O conceito de iate voador não é inédito. Os primeiros hidrofólios, como são chamadas as asas que ficam submersas e projetam os barcos para cima, surgiram no fim do século XIX. Os modelos foram então sendo desenvolvidos aos poucos, até estrearem em competições internacionais no século XXI. Agora chegaram ao estado da arte.
O AC75 não tem as tradicionais quilhas, estruturas pesadas e com lastro de chumbo, que ficam embaixo dos barcos. São os hidrofólios, colocados para baixo ou para cima por meio de um sistema hidráulico, que estabilizam o veleiro. Debaixo d’água, essas peças funcionam como o leme de profundidade que faz uma aeronave mudar seu ângulo de ataque para subir ou descer. Quando elas são acionadas, a velocidade da embarcação, sem o atrito do casco com a água e utilizando a força dos ventos, cresce drasticamente. Feitas de fibra de carbono com infusão de resina epóxi, as asas são fortes o bastante para erguer o AC75, que pesa 6,5 toneladas (mais que o dobro do catamarã da regata anterior), mas chega a cerca de 90 quilômetros por hora (veja o quadro ao lado). Em outras palavras, o que antes se assemelhava a uma baleia, hoje mais parece um hidroavião. Outra novidade importante é uma vela mestra dupla, que também influencia na redução do arrastro aerodinâmico.

Registros de dados armazenados —

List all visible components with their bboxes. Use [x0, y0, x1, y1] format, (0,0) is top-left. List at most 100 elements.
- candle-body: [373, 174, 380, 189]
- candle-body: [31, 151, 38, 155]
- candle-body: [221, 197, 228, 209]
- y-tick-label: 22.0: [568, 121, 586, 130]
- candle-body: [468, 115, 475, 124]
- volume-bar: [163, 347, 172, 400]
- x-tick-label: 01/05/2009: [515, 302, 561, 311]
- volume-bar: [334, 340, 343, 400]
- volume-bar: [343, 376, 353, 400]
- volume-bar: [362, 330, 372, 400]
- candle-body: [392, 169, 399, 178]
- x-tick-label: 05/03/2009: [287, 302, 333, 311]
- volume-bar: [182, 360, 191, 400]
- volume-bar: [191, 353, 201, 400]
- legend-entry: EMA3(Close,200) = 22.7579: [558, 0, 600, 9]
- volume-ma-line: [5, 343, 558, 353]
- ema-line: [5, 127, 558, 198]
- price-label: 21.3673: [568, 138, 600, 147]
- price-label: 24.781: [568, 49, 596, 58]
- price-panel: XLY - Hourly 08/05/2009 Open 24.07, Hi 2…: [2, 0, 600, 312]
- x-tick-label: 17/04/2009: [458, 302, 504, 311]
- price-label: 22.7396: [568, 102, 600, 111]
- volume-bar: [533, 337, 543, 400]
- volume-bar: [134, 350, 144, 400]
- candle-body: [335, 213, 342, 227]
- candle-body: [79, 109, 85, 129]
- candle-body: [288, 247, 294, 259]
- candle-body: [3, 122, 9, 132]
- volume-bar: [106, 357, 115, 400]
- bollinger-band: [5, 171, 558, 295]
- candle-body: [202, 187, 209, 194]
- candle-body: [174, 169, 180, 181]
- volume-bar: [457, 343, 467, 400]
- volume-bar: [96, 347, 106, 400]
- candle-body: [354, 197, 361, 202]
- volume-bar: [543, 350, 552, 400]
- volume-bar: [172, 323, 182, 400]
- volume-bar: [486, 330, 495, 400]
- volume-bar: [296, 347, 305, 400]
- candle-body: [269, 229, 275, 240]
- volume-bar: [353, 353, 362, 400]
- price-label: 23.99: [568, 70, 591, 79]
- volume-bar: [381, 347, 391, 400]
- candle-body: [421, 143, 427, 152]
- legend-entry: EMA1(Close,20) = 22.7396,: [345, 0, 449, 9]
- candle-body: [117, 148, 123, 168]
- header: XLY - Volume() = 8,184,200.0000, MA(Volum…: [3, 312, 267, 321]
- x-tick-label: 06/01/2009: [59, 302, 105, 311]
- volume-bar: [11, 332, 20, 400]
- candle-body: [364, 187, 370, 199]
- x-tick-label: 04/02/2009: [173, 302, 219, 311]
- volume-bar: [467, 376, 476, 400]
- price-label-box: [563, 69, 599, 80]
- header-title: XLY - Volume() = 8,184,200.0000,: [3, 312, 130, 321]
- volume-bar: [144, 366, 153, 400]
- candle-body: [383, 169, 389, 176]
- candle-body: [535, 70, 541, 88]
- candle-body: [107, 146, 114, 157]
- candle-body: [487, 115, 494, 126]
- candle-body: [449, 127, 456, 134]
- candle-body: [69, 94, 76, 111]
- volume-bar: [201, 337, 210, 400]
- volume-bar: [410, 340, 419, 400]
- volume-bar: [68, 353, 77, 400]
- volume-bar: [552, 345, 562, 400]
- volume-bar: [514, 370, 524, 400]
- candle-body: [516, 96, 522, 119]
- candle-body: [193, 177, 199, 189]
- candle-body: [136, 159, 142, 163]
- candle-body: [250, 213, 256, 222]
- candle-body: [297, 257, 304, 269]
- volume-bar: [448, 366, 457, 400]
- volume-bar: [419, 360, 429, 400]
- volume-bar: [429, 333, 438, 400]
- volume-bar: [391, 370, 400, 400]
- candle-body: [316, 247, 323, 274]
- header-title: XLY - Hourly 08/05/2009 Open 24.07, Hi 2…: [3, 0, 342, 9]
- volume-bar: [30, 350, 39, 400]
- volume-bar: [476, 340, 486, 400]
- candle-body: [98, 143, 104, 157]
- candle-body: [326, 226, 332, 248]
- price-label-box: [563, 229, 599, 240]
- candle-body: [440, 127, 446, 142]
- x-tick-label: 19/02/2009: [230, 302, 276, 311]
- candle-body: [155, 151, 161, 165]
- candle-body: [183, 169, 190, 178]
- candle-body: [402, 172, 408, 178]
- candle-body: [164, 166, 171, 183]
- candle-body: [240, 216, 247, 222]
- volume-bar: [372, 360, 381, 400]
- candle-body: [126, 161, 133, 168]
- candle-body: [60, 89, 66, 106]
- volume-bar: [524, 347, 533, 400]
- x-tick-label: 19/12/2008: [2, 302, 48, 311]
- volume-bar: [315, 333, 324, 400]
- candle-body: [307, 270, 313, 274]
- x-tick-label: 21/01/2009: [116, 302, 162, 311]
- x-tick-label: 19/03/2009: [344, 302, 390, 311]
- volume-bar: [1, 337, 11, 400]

Aplique a leitura —
- 1) Segundo o texto sobre o iate voador, de que material são feitas as asas do AC75?
- 2) Resuma o texto sobre o iate voador em duas frases.
- 3) Escreva a continuação do texto sobre o iate voador AC75 a partir da última frase.

Respostas por tarefa —
- 1) De fibra de carbono com infusão de resina epóxi.

- 2) Os hidrofólios, asas submersas que levantam os barcos, surgiram no fim do século XIX e foram melhorando aos poucos até chegarem ao estado da arte. No AC75, eles substituem a quilha tradicional, estabilizam o veleiro e erguem seus 6,5 toneladas até cerca de 90 quilômetros por hora, enquanto uma vela mestra dupla também ajuda a reduzir o arrasto aerodinâmico.

- 3)
O bicampeonato neozelandês foi confirmado no último dia 17, com o placar de 7 a 3 sobre a equipe desafiante, a italiana Luna Rossa, que contava com um uruguaio naturalizado brasileiro, Horacio Carabelli, em sua equipe de coordenadores de design. A primeira-ministra Jacinda Ardern, como qualquer política, não perdeu a chance de surfar na onda esportiva para aumentar ainda mais sua popularidade. “Estamos muito orgulhosos de que a America’s Cup continuará com a Nova Zelândia”, discursou.
A competição é apontada como a Fórmula 1 do iatismo, tanto por trazer inovações tecnológicas quanto por sua tradição. A primeira edição foi realizada há 170 anos, em 1851, no Reino Unido, e ganhou esse nome após a vitória da equipe americana, a New York Yacht Club, que manteve a posse da taça — chamada de Auld Mug (Velho Caneco) — por mais de 130 anos, até 1983, quando finalmente foi arrebatada pelos australianos. Suíços e neozelandeses se juntariam ao hall dos campeões. Já os britânicos, criadores da copa, jamais a ergueram.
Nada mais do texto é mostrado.